(begin)
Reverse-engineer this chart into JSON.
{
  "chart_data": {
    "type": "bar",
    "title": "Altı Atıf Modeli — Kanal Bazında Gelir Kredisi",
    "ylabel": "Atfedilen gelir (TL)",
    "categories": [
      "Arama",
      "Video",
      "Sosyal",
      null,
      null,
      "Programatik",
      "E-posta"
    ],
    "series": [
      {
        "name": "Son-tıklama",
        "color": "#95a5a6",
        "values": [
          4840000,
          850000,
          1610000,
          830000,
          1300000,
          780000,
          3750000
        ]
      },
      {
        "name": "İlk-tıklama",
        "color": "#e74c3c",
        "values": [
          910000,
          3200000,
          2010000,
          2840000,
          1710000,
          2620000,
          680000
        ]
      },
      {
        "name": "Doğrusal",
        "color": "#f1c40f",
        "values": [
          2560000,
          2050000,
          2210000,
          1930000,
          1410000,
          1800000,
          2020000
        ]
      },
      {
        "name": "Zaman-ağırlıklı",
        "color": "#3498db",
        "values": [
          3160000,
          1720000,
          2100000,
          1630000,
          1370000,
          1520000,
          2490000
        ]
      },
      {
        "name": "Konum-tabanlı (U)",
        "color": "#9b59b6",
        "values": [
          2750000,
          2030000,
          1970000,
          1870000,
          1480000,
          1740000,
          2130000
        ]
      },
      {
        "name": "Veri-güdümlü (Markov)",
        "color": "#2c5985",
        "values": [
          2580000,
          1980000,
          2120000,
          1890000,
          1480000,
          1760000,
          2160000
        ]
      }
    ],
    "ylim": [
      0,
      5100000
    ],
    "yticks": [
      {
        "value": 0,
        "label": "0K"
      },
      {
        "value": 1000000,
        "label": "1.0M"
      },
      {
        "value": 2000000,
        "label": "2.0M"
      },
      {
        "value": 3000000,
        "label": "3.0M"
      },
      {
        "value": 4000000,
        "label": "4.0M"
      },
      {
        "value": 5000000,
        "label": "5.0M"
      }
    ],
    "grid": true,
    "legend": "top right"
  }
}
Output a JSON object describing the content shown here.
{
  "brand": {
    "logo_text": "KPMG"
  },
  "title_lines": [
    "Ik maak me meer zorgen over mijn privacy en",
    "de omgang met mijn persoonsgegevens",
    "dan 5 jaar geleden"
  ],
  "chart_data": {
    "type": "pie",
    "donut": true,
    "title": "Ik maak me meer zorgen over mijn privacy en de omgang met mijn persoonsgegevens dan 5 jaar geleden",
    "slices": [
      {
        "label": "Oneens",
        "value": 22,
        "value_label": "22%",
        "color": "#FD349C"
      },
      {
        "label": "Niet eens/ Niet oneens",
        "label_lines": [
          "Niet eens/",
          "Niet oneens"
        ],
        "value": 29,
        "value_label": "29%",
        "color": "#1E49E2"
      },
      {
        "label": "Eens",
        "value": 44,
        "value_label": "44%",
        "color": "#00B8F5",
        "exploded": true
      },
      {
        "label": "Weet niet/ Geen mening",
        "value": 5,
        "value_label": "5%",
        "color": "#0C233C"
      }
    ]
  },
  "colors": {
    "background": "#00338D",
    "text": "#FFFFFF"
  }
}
(end)
(begin)
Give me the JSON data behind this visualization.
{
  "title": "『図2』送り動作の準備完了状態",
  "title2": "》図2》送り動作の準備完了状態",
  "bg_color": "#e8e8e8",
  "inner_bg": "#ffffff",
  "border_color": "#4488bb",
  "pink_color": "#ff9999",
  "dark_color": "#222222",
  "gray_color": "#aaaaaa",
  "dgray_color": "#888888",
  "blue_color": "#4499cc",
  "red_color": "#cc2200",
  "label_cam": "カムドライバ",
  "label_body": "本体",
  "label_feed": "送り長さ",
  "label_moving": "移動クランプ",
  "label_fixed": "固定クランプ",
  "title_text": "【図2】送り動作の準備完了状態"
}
(end)
Given task: Count every line in the data that contains the word "meer", then give that count and nothing else.

The result: 2